WHAT YOU NEED TO DO:
Emit only the lines from the line containing "What does this" through the last line of the entries, unchanged.

Data excerpts
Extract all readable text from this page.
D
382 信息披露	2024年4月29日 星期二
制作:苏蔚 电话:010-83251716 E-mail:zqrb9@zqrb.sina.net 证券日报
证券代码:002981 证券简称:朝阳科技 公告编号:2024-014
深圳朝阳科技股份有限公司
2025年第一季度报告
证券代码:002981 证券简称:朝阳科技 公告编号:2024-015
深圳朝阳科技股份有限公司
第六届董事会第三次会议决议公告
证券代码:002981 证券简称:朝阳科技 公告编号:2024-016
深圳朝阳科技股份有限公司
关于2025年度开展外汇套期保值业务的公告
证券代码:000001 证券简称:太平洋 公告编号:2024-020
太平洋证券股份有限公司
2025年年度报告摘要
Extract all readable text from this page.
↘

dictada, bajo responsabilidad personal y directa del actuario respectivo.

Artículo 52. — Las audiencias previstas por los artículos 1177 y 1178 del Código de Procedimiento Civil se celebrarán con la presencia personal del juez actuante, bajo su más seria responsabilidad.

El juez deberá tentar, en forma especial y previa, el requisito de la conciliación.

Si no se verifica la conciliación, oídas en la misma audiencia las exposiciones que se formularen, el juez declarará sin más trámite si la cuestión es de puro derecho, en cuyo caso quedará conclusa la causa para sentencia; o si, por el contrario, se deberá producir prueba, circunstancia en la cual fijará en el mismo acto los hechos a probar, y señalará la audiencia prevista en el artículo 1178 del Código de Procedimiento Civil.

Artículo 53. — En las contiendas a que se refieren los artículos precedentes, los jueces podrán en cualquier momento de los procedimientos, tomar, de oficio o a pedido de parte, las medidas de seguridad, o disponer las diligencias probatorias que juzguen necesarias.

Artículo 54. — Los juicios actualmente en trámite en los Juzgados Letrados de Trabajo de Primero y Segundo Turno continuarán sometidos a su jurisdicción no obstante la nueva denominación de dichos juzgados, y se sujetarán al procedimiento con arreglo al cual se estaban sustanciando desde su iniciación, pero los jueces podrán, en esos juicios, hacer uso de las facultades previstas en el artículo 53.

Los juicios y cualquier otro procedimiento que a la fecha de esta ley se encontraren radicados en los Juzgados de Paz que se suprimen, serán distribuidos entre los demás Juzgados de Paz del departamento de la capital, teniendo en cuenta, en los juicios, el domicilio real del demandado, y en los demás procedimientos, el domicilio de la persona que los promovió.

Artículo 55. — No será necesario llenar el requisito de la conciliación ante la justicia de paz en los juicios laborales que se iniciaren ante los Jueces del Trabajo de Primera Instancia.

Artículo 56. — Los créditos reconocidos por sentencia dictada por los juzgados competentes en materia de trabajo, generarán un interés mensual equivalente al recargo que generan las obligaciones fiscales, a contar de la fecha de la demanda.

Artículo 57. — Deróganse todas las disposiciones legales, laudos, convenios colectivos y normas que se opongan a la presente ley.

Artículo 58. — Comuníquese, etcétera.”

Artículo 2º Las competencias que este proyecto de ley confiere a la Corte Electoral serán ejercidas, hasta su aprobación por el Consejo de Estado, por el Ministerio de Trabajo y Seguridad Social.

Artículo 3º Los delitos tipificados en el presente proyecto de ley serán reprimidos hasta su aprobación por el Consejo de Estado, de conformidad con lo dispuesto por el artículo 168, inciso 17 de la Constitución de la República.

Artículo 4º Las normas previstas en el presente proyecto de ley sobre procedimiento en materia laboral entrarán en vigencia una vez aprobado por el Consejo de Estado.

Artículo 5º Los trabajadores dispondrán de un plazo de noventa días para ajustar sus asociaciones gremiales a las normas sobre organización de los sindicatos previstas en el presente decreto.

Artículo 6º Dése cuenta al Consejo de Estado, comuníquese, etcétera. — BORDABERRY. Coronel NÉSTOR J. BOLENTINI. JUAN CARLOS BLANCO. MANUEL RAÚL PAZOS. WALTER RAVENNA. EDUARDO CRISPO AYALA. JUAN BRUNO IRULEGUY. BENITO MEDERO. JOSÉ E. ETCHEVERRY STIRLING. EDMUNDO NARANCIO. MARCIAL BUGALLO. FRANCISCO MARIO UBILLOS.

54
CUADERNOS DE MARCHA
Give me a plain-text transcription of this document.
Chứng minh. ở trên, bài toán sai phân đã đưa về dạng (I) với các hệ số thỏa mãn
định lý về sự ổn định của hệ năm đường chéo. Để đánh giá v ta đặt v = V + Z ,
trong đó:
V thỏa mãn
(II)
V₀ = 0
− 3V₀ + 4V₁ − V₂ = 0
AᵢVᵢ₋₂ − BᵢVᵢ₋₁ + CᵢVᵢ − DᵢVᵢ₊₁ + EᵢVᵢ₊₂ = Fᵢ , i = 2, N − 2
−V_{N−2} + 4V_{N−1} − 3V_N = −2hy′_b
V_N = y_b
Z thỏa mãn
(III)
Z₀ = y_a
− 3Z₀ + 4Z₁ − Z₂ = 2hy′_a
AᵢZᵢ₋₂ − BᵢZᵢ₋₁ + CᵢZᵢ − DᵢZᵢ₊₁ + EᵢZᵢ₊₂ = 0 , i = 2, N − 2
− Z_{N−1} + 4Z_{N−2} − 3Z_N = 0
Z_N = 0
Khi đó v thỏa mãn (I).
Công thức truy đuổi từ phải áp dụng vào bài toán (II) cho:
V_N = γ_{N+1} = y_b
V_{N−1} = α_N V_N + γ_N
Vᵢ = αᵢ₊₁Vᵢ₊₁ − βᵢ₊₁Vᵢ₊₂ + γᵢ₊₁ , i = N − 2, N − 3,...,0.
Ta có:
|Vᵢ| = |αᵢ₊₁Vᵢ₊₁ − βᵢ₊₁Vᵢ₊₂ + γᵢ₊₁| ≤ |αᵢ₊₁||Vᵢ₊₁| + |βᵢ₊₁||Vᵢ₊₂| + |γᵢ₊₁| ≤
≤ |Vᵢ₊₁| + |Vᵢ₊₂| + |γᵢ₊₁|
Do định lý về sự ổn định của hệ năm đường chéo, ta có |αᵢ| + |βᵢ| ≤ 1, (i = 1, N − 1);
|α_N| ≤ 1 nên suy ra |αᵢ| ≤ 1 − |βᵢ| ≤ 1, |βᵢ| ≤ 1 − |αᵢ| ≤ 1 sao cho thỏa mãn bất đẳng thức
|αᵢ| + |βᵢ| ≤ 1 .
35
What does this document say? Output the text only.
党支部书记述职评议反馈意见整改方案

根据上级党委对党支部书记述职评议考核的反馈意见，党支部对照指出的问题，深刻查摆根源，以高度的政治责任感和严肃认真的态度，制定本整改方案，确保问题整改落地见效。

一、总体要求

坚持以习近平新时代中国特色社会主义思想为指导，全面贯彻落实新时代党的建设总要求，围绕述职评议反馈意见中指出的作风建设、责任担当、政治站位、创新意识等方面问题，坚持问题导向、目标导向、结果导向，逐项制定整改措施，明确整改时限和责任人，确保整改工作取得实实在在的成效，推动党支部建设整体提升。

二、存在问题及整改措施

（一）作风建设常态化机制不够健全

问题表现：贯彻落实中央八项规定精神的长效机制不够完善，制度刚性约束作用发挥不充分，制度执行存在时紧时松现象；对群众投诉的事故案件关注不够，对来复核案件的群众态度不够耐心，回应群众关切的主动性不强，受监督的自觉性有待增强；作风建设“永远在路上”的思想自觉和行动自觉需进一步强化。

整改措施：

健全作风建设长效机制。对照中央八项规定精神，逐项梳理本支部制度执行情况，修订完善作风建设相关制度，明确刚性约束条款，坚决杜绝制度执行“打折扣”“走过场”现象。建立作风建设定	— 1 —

RESULT OF THE TASK:
What does this document say? Output the text only.
党支部书记述职评议反馈意见整改方案

根据上级党委对党支部书记述职评议考核的反馈意见，党支部对照指出的问题，深刻查摆根源，以高度的政治责任感和严肃认真的态度，制定本整改方案，确保问题整改落地见效。

一、总体要求

坚持以习近平新时代中国特色社会主义思想为指导，全面贯彻落实新时代党的建设总要求，围绕述职评议反馈意见中指出的作风建设、责任担当、政治站位、创新意识等方面问题，坚持问题导向、目标导向、结果导向，逐项制定整改措施，明确整改时限和责任人，确保整改工作取得实实在在的成效，推动党支部建设整体提升。

二、存在问题及整改措施

（一）作风建设常态化机制不够健全

问题表现：贯彻落实中央八项规定精神的长效机制不够完善，制度刚性约束作用发挥不充分，制度执行存在时紧时松现象；对群众投诉的事故案件关注不够，对来复核案件的群众态度不够耐心，回应群众关切的主动性不强，受监督的自觉性有待增强；作风建设“永远在路上”的思想自觉和行动自觉需进一步强化。

整改措施：

健全作风建设长效机制。对照中央八项规定精神，逐项梳理本支部制度执行情况，修订完善作风建设相关制度，明确刚性约束条款，坚决杜绝制度执行“打折扣”“走过场”现象。建立作风建设定	— 1 —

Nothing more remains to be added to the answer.